What you are asked to do :: Below are records to be output exactly, every one of them.

Rows from a figure dataset ::
################

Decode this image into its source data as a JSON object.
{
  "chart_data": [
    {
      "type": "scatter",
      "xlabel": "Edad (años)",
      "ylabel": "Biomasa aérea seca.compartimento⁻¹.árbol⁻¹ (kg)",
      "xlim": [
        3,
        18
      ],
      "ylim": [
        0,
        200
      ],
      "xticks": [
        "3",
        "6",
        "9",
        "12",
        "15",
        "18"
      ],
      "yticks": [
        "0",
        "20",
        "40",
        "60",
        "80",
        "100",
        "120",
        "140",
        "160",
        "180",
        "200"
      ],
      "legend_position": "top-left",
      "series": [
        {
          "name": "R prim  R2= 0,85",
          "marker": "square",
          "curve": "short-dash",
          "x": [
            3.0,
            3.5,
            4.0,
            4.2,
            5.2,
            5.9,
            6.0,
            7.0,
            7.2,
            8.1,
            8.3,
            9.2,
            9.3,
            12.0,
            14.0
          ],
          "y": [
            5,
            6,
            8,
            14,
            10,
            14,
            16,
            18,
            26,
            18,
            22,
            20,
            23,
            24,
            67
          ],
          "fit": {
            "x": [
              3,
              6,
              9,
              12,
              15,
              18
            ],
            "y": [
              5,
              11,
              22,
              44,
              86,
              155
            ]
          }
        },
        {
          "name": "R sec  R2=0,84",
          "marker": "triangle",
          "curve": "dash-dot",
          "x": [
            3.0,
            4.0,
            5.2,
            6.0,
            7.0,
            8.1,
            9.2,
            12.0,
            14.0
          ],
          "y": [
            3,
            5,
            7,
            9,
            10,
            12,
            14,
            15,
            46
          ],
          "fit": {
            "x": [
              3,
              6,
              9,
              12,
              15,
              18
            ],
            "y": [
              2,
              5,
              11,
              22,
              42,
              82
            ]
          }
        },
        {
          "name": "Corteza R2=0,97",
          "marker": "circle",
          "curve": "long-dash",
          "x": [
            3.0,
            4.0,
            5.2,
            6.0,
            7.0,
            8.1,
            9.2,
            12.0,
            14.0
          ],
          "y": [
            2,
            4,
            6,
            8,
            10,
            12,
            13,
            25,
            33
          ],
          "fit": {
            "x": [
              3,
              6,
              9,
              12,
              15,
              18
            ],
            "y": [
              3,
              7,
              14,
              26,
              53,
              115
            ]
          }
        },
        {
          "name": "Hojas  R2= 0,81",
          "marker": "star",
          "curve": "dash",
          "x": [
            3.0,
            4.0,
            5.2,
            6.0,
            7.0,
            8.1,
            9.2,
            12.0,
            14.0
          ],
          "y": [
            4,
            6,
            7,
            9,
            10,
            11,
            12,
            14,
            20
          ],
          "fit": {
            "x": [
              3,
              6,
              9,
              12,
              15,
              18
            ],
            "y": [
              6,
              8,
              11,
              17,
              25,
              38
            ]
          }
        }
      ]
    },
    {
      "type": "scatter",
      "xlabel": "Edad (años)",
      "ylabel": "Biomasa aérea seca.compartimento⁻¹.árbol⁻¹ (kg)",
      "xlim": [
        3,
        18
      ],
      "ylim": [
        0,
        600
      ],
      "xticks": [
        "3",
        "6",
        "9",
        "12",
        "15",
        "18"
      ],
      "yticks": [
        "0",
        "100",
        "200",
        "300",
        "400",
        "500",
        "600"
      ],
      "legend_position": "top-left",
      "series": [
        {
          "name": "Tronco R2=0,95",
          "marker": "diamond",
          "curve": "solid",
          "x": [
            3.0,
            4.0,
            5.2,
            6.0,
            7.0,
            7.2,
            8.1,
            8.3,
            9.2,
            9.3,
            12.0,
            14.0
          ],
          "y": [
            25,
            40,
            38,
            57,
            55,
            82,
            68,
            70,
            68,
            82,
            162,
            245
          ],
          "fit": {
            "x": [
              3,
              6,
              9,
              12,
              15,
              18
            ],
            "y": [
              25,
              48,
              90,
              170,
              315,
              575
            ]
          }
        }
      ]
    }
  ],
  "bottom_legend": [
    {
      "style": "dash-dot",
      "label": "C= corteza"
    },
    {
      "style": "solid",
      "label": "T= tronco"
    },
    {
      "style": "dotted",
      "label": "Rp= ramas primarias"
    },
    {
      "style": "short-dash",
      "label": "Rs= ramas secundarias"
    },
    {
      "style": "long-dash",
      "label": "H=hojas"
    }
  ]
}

################

Complete output ::
Decode this image into its source data as a JSON object.
{
  "chart_data": [
    {
      "type": "scatter",
      "xlabel": "Edad (años)",
      "ylabel": "Biomasa aérea seca.compartimento⁻¹.árbol⁻¹ (kg)",
      "xlim": [
        3,
        18
      ],
      "ylim": [
        0,
        200
      ],
      "xticks": [
        "3",
        "6",
        "9",
        "12",
        "15",
        "18"
      ],
      "yticks": [
        "0",
        "20",
        "40",
        "60",
        "80",
        "100",
        "120",
        "140",
        "160",
        "180",
        "200"
      ],
      "legend_position": "top-left",
      "series": [
        {
          "name": "R prim  R2= 0,85",
          "marker": "square",
          "curve": "short-dash",
          "x": [
            3.0,
            3.5,
            4.0,
            4.2,
            5.2,
            5.9,
            6.0,
            7.0,
            7.2,
            8.1,
            8.3,
            9.2,
            9.3,
            12.0,
            14.0
          ],
          "y": [
            5,
            6,
            8,
            14,
            10,
            14,
            16,
            18,
            26,
            18,
            22,
            20,
            23,
            24,
            67
          ],
          "fit": {
            "x": [
              3,
              6,
              9,
              12,
              15,
              18
            ],
            "y": [
              5,
              11,
              22,
              44,
              86,
              155
            ]
          }
        },
        {
          "name": "R sec  R2=0,84",
          "marker": "triangle",
          "curve": "dash-dot",
          "x": [
            3.0,
            4.0,
            5.2,
            6.0,
            7.0,
            8.1,
            9.2,
            12.0,
            14.0
          ],
          "y": [
            3,
            5,
            7,
            9,
            10,
            12,
            14,
            15,
            46
          ],
          "fit": {
            "x": [
              3,
              6,
              9,
              12,
              15,
              18
            ],
            "y": [
              2,
              5,
              11,
              22,
              42,
              82
            ]
          }
        },
        {
          "name": "Corteza R2=0,97",
          "marker": "circle",
          "curve": "long-dash",
          "x": [
            3.0,
            4.0,
            5.2,
            6.0,
            7.0,
            8.1,
            9.2,
            12.0,
            14.0
          ],
          "y": [
            2,
            4,
            6,
            8,
            10,
            12,
            13,
            25,
            33
          ],
          "fit": {
            "x": [
              3,
              6,
              9,
              12,
              15,
              18
            ],
            "y": [
              3,
              7,
              14,
              26,
              53,
              115
            ]
          }
        },
        {
          "name": "Hojas  R2= 0,81",
          "marker": "star",
          "curve": "dash",
          "x": [
            3.0,
            4.0,
            5.2,
            6.0,
            7.0,
            8.1,
            9.2,
            12.0,
            14.0
          ],
          "y": [
            4,
            6,
            7,
            9,
            10,
            11,
            12,
            14,
            20
          ],
          "fit": {
            "x": [
              3,
              6,
              9,
              12,
              15,
              18
            ],
            "y": [
              6,
              8,
              11,
              17,
              25,
              38
            ]
          }
        }
      ]
    },
    {
      "type": "scatter",
      "xlabel": "Edad (años)",
      "ylabel": "Biomasa aérea seca.compartimento⁻¹.árbol⁻¹ (kg)",
      "xlim": [
        3,
        18
      ],
      "ylim": [
        0,
        600
      ],
      "xticks": [
        "3",
        "6",
        "9",
        "12",
        "15",
        "18"
      ],
      "yticks": [
        "0",
        "100",
        "200",
        "300",
        "400",
        "500",
        "600"
      ],
      "legend_position": "top-left",
      "series": [
        {
          "name": "Tronco R2=0,95",
          "marker": "diamond",
          "curve": "solid",
          "x": [
            3.0,
            4.0,
            5.2,
            6.0,
            7.0,
            7.2,
            8.1,
            8.3,
            9.2,
            9.3,
            12.0,
            14.0
          ],
          "y": [
            25,
            40,
            38,
            57,
            55,
            82,
            68,
            70,
            68,
            82,
            162,
            245
          ],
          "fit": {
            "x": [
              3,
              6,
              9,
              12,
              15,
              18
            ],
            "y": [
              25,
              48,
              90,
              170,
              315,
              575
            ]
          }
        }
      ]
    }
  ],
  "bottom_legend": [
    {
      "style": "dash-dot",
      "label": "C= corteza"
    },
    {
      "style": "solid",
      "label": "T= tronco"
    },
    {
      "style": "dotted",
      "label": "Rp= ramas primarias"
    },
    {
      "style": "short-dash",
      "label": "Rs= ramas secundarias"
    },
    {
      "style": "long-dash",
      "label": "H=hojas"
    }
  ]
}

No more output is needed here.